Description of the task:
Copy out the data below as written; omit any images.
## Start Extracted data
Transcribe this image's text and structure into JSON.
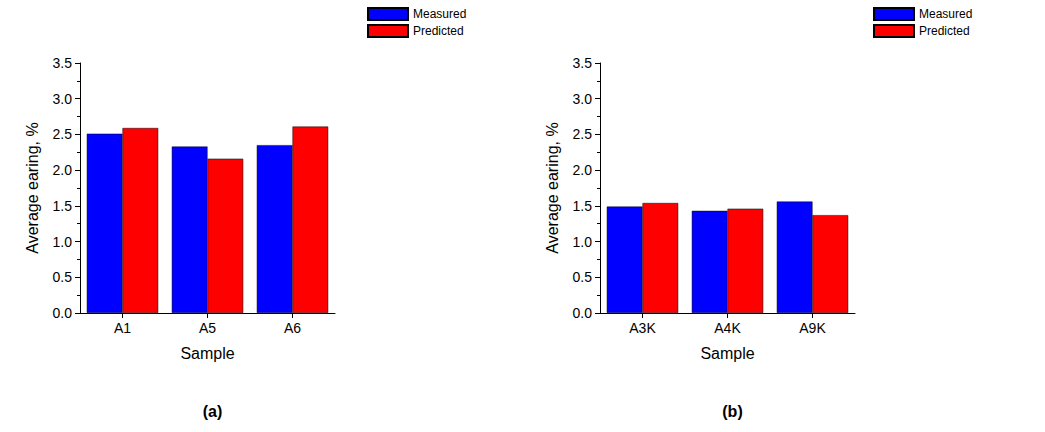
{
  "chart_data": [
    {
      "type": "bar",
      "title": "(a)",
      "x_label": "Sample",
      "y_label": "Average earing, %",
      "categories": [
        "A1",
        "A5",
        "A6"
      ],
      "series": [
        {
          "name": "Measured",
          "color": "#0000ff",
          "values": [
            2.51,
            2.33,
            2.35
          ]
        },
        {
          "name": "Predicted",
          "color": "#ff0000",
          "values": [
            2.59,
            2.16,
            2.61
          ]
        }
      ],
      "ylim": [
        0,
        3.5
      ],
      "yticks": [
        {
          "value": 0,
          "label": "0.0"
        },
        0.5,
        {
          "value": 1,
          "label": "1.0"
        },
        1.5,
        {
          "value": 2,
          "label": "2.0"
        },
        2.5,
        {
          "value": 3,
          "label": "3.0"
        },
        3.5
      ],
      "legend": "top-right",
      "grid": false
    },
    {
      "type": "bar",
      "title": "(b)",
      "x_label": "Sample",
      "y_label": "Average earing, %",
      "categories": [
        "A3K",
        "A4K",
        "A9K"
      ],
      "series": [
        {
          "name": "Measured",
          "color": "#0000ff",
          "values": [
            1.49,
            1.43,
            1.56
          ]
        },
        {
          "name": "Predicted",
          "color": "#ff0000",
          "values": [
            1.54,
            1.46,
            1.37
          ]
        }
      ],
      "ylim": [
        0,
        3.5
      ],
      "yticks": [
        {
          "value": 0,
          "label": "0.0"
        },
        0.5,
        {
          "value": 1,
          "label": "1.0"
        },
        1.5,
        {
          "value": 2,
          "label": "2.0"
        },
        2.5,
        {
          "value": 3,
          "label": "3.0"
        },
        3.5
      ],
      "legend": "top-right",
      "grid": false
    }
  ]
}
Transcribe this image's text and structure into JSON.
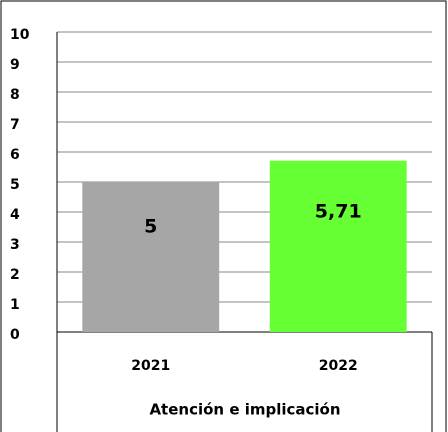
{
  "chart_data": {
    "type": "bar",
    "x_label": "Atención e implicación",
    "categories": [
      "2021",
      "2022"
    ],
    "values": [
      5,
      5.71
    ],
    "value_labels": [
      "5",
      "5,71"
    ],
    "colors": [
      "#a6a6a6",
      "#66ff33"
    ],
    "ylim": [
      0,
      10
    ],
    "yticks": [
      0,
      1,
      2,
      3,
      4,
      5,
      6,
      7,
      8,
      9,
      10
    ],
    "grid": true
  }
}
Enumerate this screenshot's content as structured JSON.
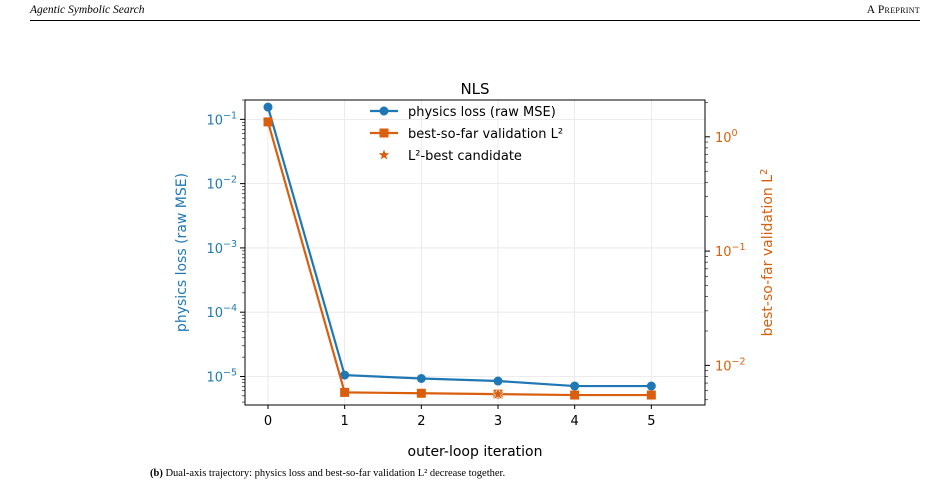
## End Extracted data
Problem solution:
Transcribe this image's text and structure into JSON.
{
  "chart_data": [
    {
      "type": "bar",
      "title": "(a)",
      "x_label": "Sample",
      "y_label": "Average earing, %",
      "categories": [
        "A1",
        "A5",
        "A6"
      ],
      "series": [
        {
          "name": "Measured",
          "color": "#0000ff",
          "values": [
            2.51,
            2.33,
            2.35
          ]
        },
        {
          "name": "Predicted",
          "color": "#ff0000",
          "values": [
            2.59,
            2.16,
            2.61
          ]
        }
      ],
      "ylim": [
        0,
        3.5
      ],
      "yticks": [
        {
          "value": 0,
          "label": "0.0"
        },
        0.5,
        {
          "value": 1,
          "label": "1.0"
        },
        1.5,
        {
          "value": 2,
          "label": "2.0"
        },
        2.5,
        {
          "value": 3,
          "label": "3.0"
        },
        3.5
      ],
      "legend": "top-right",
      "grid": false
    },
    {
      "type": "bar",
      "title": "(b)",
      "x_label": "Sample",
      "y_label": "Average earing, %",
      "categories": [
        "A3K",
        "A4K",
        "A9K"
      ],
      "series": [
        {
          "name": "Measured",
          "color": "#0000ff",
          "values": [
            1.49,
            1.43,
            1.56
          ]
        },
        {
          "name": "Predicted",
          "color": "#ff0000",
          "values": [
            1.54,
            1.46,
            1.37
          ]
        }
      ],
      "ylim": [
        0,
        3.5
      ],
      "yticks": [
        {
          "value": 0,
          "label": "0.0"
        },
        0.5,
        {
          "value": 1,
          "label": "1.0"
        },
        1.5,
        {
          "value": 2,
          "label": "2.0"
        },
        2.5,
        {
          "value": 3,
          "label": "3.0"
        },
        3.5
      ],
      "legend": "top-right",
      "grid": false
    }
  ]
}
Transcribe this image's text and structure into JSON.
{
  "chart_data": {
    "type": "bar",
    "x_label": "Atención e implicación",
    "categories": [
      "2021",
      "2022"
    ],
    "values": [
      5,
      5.71
    ],
    "value_labels": [
      "5",
      "5,71"
    ],
    "colors": [
      "#a6a6a6",
      "#66ff33"
    ],
    "ylim": [
      0,
      10
    ],
    "yticks": [
      0,
      1,
      2,
      3,
      4,
      5,
      6,
      7,
      8,
      9,
      10
    ],
    "grid": true
  }
}
Enumerate this screenshot's content as structured JSON.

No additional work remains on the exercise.